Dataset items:
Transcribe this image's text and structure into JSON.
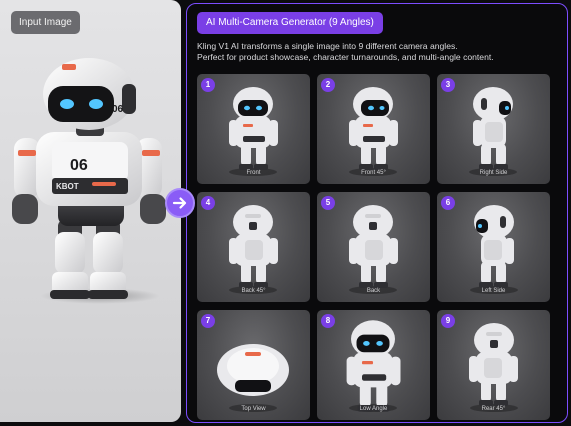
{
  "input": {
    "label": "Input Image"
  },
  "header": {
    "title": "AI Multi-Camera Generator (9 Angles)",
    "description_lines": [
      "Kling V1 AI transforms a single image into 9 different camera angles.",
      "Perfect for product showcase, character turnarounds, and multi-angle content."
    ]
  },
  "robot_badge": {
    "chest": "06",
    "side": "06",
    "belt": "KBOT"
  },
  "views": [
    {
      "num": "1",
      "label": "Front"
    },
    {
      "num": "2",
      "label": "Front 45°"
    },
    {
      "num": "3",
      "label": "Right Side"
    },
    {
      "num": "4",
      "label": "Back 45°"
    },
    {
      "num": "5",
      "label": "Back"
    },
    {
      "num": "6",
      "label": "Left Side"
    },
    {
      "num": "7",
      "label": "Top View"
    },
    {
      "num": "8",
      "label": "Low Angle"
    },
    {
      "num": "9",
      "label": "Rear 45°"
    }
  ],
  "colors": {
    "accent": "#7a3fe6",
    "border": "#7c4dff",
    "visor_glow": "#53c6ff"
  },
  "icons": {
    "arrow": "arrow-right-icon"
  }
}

**Short task**
Quote every record above exactly, leaving out any pictures.

**Task output**
Transcribe this image's text and structure into JSON.
{
  "input": {
    "label": "Input Image"
  },
  "header": {
    "title": "AI Multi-Camera Generator (9 Angles)",
    "description_lines": [
      "Kling V1 AI transforms a single image into 9 different camera angles.",
      "Perfect for product showcase, character turnarounds, and multi-angle content."
    ]
  },
  "robot_badge": {
    "chest": "06",
    "side": "06",
    "belt": "KBOT"
  },
  "views": [
    {
      "num": "1",
      "label": "Front"
    },
    {
      "num": "2",
      "label": "Front 45°"
    },
    {
      "num": "3",
      "label": "Right Side"
    },
    {
      "num": "4",
      "label": "Back 45°"
    },
    {
      "num": "5",
      "label": "Back"
    },
    {
      "num": "6",
      "label": "Left Side"
    },
    {
      "num": "7",
      "label": "Top View"
    },
    {
      "num": "8",
      "label": "Low Angle"
    },
    {
      "num": "9",
      "label": "Rear 45°"
    }
  ],
  "colors": {
    "accent": "#7a3fe6",
    "border": "#7c4dff",
    "visor_glow": "#53c6ff"
  },
  "icons": {
    "arrow": "arrow-right-icon"
  }
}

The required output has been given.